» **Problem**
Transcribe each record below word for word.

─── The data

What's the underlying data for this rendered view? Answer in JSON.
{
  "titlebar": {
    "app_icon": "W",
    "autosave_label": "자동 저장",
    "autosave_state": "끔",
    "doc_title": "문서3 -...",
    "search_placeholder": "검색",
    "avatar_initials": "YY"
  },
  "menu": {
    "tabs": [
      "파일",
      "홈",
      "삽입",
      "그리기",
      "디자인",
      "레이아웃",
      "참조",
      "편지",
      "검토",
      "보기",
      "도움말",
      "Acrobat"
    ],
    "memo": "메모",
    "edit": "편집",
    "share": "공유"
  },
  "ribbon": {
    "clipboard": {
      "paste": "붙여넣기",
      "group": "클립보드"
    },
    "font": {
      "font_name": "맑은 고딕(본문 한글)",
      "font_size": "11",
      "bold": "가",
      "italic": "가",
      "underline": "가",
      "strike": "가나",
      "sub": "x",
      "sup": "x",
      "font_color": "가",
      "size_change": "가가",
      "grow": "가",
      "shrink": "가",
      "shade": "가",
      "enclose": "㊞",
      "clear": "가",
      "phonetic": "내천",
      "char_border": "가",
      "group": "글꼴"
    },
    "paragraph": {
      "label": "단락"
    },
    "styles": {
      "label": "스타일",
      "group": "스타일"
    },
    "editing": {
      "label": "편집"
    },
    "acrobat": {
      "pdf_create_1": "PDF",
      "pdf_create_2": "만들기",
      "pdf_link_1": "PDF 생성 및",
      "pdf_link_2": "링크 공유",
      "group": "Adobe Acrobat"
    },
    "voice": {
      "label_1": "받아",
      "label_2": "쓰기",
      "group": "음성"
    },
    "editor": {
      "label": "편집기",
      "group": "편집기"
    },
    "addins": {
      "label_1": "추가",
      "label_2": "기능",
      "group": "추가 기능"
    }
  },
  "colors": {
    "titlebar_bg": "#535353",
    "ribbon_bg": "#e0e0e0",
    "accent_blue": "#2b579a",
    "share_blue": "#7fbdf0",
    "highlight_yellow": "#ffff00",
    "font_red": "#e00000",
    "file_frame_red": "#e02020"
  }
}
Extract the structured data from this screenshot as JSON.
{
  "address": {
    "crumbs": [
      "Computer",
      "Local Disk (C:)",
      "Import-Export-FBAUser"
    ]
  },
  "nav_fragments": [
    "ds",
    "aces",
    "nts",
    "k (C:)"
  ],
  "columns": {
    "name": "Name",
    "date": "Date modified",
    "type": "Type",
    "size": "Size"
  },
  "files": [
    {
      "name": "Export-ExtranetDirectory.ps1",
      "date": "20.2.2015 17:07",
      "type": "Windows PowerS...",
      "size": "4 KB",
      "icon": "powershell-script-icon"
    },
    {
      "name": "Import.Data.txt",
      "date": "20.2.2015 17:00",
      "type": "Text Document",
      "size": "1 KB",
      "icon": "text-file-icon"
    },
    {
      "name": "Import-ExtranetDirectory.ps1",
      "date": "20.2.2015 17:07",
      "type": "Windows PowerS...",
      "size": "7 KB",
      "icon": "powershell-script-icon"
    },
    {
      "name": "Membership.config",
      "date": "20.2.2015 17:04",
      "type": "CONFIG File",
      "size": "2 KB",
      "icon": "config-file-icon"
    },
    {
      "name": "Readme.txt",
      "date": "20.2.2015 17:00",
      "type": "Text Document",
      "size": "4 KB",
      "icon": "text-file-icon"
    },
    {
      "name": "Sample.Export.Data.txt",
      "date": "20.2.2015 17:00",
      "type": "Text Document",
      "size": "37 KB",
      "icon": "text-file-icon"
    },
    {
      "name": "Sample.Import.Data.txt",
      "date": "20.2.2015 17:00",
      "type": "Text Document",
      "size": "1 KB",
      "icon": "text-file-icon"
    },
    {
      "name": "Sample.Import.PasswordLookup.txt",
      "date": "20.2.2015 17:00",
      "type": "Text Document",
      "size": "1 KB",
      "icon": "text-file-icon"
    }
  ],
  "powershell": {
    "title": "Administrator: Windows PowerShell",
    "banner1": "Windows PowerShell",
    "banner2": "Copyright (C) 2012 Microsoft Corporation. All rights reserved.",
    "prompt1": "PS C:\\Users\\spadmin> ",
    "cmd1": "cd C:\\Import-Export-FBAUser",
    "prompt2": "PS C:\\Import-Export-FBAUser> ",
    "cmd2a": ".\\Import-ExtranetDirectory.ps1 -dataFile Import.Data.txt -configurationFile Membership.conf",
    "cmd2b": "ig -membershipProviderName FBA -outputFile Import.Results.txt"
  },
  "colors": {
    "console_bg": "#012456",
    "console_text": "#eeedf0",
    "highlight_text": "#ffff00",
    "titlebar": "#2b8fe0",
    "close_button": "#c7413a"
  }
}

──────

» **Task answer**
What's the underlying data for this rendered view? Answer in JSON.
{
  "titlebar": {
    "app_icon": "W",
    "autosave_label": "자동 저장",
    "autosave_state": "끔",
    "doc_title": "문서3 -...",
    "search_placeholder": "검색",
    "avatar_initials": "YY"
  },
  "menu": {
    "tabs": [
      "파일",
      "홈",
      "삽입",
      "그리기",
      "디자인",
      "레이아웃",
      "참조",
      "편지",
      "검토",
      "보기",
      "도움말",
      "Acrobat"
    ],
    "memo": "메모",
    "edit": "편집",
    "share": "공유"
  },
  "ribbon": {
    "clipboard": {
      "paste": "붙여넣기",
      "group": "클립보드"
    },
    "font": {
      "font_name": "맑은 고딕(본문 한글)",
      "font_size": "11",
      "bold": "가",
      "italic": "가",
      "underline": "가",
      "strike": "가나",
      "sub": "x",
      "sup": "x",
      "font_color": "가",
      "size_change": "가가",
      "grow": "가",
      "shrink": "가",
      "shade": "가",
      "enclose": "㊞",
      "clear": "가",
      "phonetic": "내천",
      "char_border": "가",
      "group": "글꼴"
    },
    "paragraph": {
      "label": "단락"
    },
    "styles": {
      "label": "스타일",
      "group": "스타일"
    },
    "editing": {
      "label": "편집"
    },
    "acrobat": {
      "pdf_create_1": "PDF",
      "pdf_create_2": "만들기",
      "pdf_link_1": "PDF 생성 및",
      "pdf_link_2": "링크 공유",
      "group": "Adobe Acrobat"
    },
    "voice": {
      "label_1": "받아",
      "label_2": "쓰기",
      "group": "음성"
    },
    "editor": {
      "label": "편집기",
      "group": "편집기"
    },
    "addins": {
      "label_1": "추가",
      "label_2": "기능",
      "group": "추가 기능"
    }
  },
  "colors": {
    "titlebar_bg": "#535353",
    "ribbon_bg": "#e0e0e0",
    "accent_blue": "#2b579a",
    "share_blue": "#7fbdf0",
    "highlight_yellow": "#ffff00",
    "font_red": "#e00000",
    "file_frame_red": "#e02020"
  }
}
Extract the structured data from this screenshot as JSON.
{
  "address": {
    "crumbs": [
      "Computer",
      "Local Disk (C:)",
      "Import-Export-FBAUser"
    ]
  },
  "nav_fragments": [
    "ds",
    "aces",
    "nts",
    "k (C:)"
  ],
  "columns": {
    "name": "Name",
    "date": "Date modified",
    "type": "Type",
    "size": "Size"
  },
  "files": [
    {
      "name": "Export-ExtranetDirectory.ps1",
      "date": "20.2.2015 17:07",
      "type": "Windows PowerS...",
      "size": "4 KB",
      "icon": "powershell-script-icon"
    },
    {
      "name": "Import.Data.txt",
      "date": "20.2.2015 17:00",
      "type": "Text Document",
      "size": "1 KB",
      "icon": "text-file-icon"
    },
    {
      "name": "Import-ExtranetDirectory.ps1",
      "date": "20.2.2015 17:07",
      "type": "Windows PowerS...",
      "size": "7 KB",
      "icon": "powershell-script-icon"
    },
    {
      "name": "Membership.config",
      "date": "20.2.2015 17:04",
      "type": "CONFIG File",
      "size": "2 KB",
      "icon": "config-file-icon"
    },
    {
      "name": "Readme.txt",
      "date": "20.2.2015 17:00",
      "type": "Text Document",
      "size": "4 KB",
      "icon": "text-file-icon"
    },
    {
      "name": "Sample.Export.Data.txt",
      "date": "20.2.2015 17:00",
      "type": "Text Document",
      "size": "37 KB",
      "icon": "text-file-icon"
    },
    {
      "name": "Sample.Import.Data.txt",
      "date": "20.2.2015 17:00",
      "type": "Text Document",
      "size": "1 KB",
      "icon": "text-file-icon"
    },
    {
      "name": "Sample.Import.PasswordLookup.txt",
      "date": "20.2.2015 17:00",
      "type": "Text Document",
      "size": "1 KB",
      "icon": "text-file-icon"
    }
  ],
  "powershell": {
    "title": "Administrator: Windows PowerShell",
    "banner1": "Windows PowerShell",
    "banner2": "Copyright (C) 2012 Microsoft Corporation. All rights reserved.",
    "prompt1": "PS C:\\Users\\spadmin> ",
    "cmd1": "cd C:\\Import-Export-FBAUser",
    "prompt2": "PS C:\\Import-Export-FBAUser> ",
    "cmd2a": ".\\Import-ExtranetDirectory.ps1 -dataFile Import.Data.txt -configurationFile Membership.conf",
    "cmd2b": "ig -membershipProviderName FBA -outputFile Import.Results.txt"
  },
  "colors": {
    "console_bg": "#012456",
    "console_text": "#eeedf0",
    "highlight_text": "#ffff00",
    "titlebar": "#2b8fe0",
    "close_button": "#c7413a"
  }
}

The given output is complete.